*Task goal*
Pictures do not belong in the copy. Return all of the entries exactly.

*Supplied records*
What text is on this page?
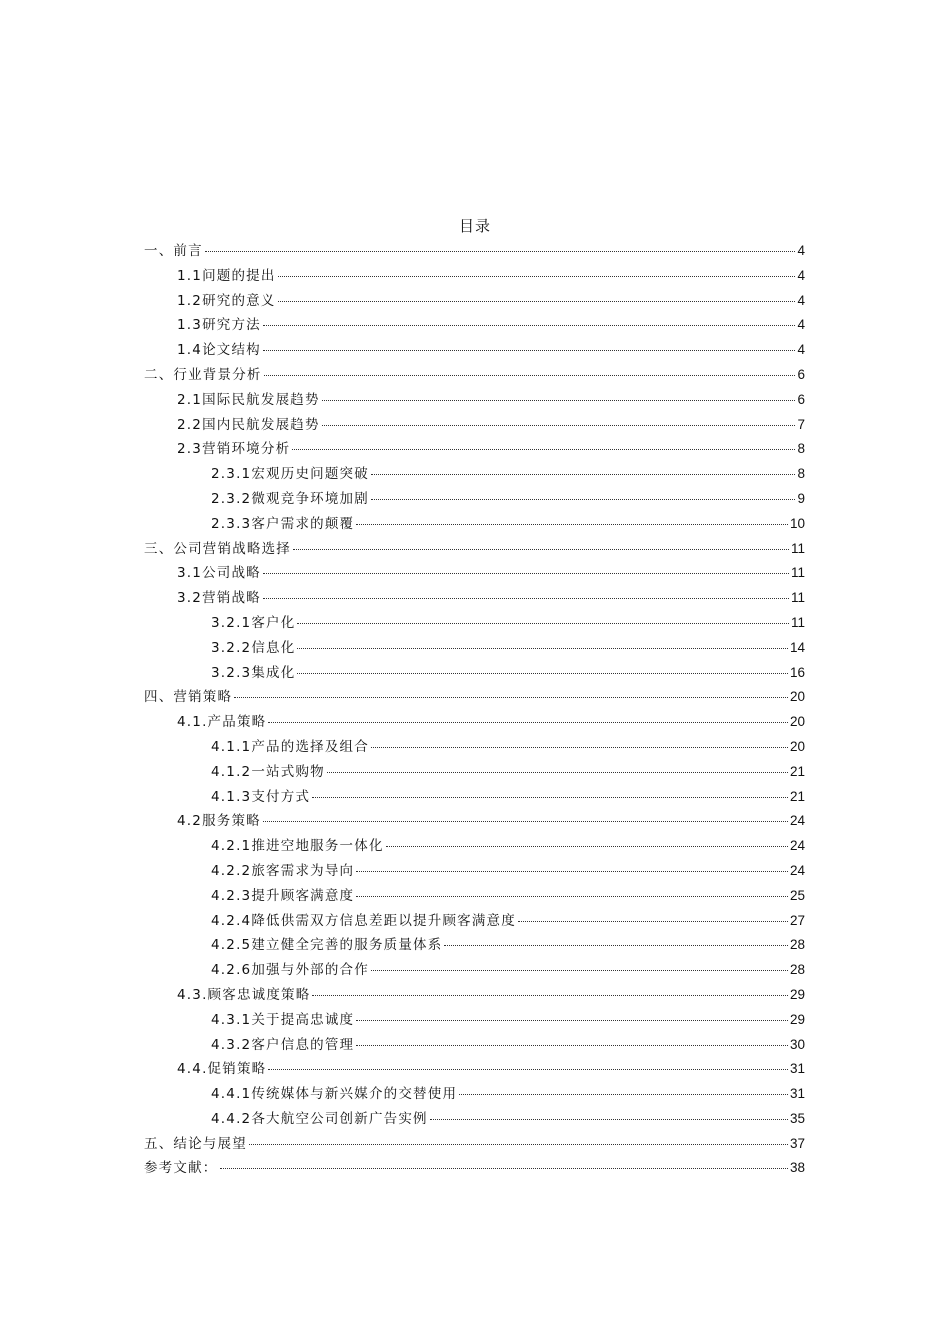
目录
一、前言	4
1.1问题的提出	4
1.2研究的意义	4
1.3研究方法	4
1.4论文结构	4
二、行业背景分析	6
2.1国际民航发展趋势	6
2.2国内民航发展趋势	7
2.3营销环境分析	8
2.3.1宏观历史问题突破	8
2.3.2微观竞争环境加剧	9
2.3.3客户需求的颠覆	10
三、公司营销战略选择	11
3.1公司战略	11
3.2营销战略	11
3.2.1客户化	11
3.2.2信息化	14
3.2.3集成化	16
四、营销策略	20
4.1.产品策略	20
4.1.1产品的选择及组合	20
4.1.2一站式购物	21
4.1.3支付方式	21
4.2服务策略	24
4.2.1推进空地服务一体化	24
4.2.2旅客需求为导向	24
4.2.3提升顾客满意度	25
4.2.4降低供需双方信息差距以提升顾客满意度	27
4.2.5建立健全完善的服务质量体系	28
4.2.6加强与外部的合作	28
4.3.顾客忠诚度策略	29
4.3.1关于提高忠诚度	29
4.3.2客户信息的管理	30
4.4.促销策略	31
4.4.1传统媒体与新兴媒介的交替使用	31
4.4.2各大航空公司创新广告实例	35
五、结论与展望	37
参考文献：	38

*Answer in full*
What text is on this page?
目录
一、前言	4
1.1问题的提出	4
1.2研究的意义	4
1.3研究方法	4
1.4论文结构	4
二、行业背景分析	6
2.1国际民航发展趋势	6
2.2国内民航发展趋势	7
2.3营销环境分析	8
2.3.1宏观历史问题突破	8
2.3.2微观竞争环境加剧	9
2.3.3客户需求的颠覆	10
三、公司营销战略选择	11
3.1公司战略	11
3.2营销战略	11
3.2.1客户化	11
3.2.2信息化	14
3.2.3集成化	16
四、营销策略	20
4.1.产品策略	20
4.1.1产品的选择及组合	20
4.1.2一站式购物	21
4.1.3支付方式	21
4.2服务策略	24
4.2.1推进空地服务一体化	24
4.2.2旅客需求为导向	24
4.2.3提升顾客满意度	25
4.2.4降低供需双方信息差距以提升顾客满意度	27
4.2.5建立健全完善的服务质量体系	28
4.2.6加强与外部的合作	28
4.3.顾客忠诚度策略	29
4.3.1关于提高忠诚度	29
4.3.2客户信息的管理	30
4.4.促销策略	31
4.4.1传统媒体与新兴媒介的交替使用	31
4.4.2各大航空公司创新广告实例	35
五、结论与展望	37
参考文献：	38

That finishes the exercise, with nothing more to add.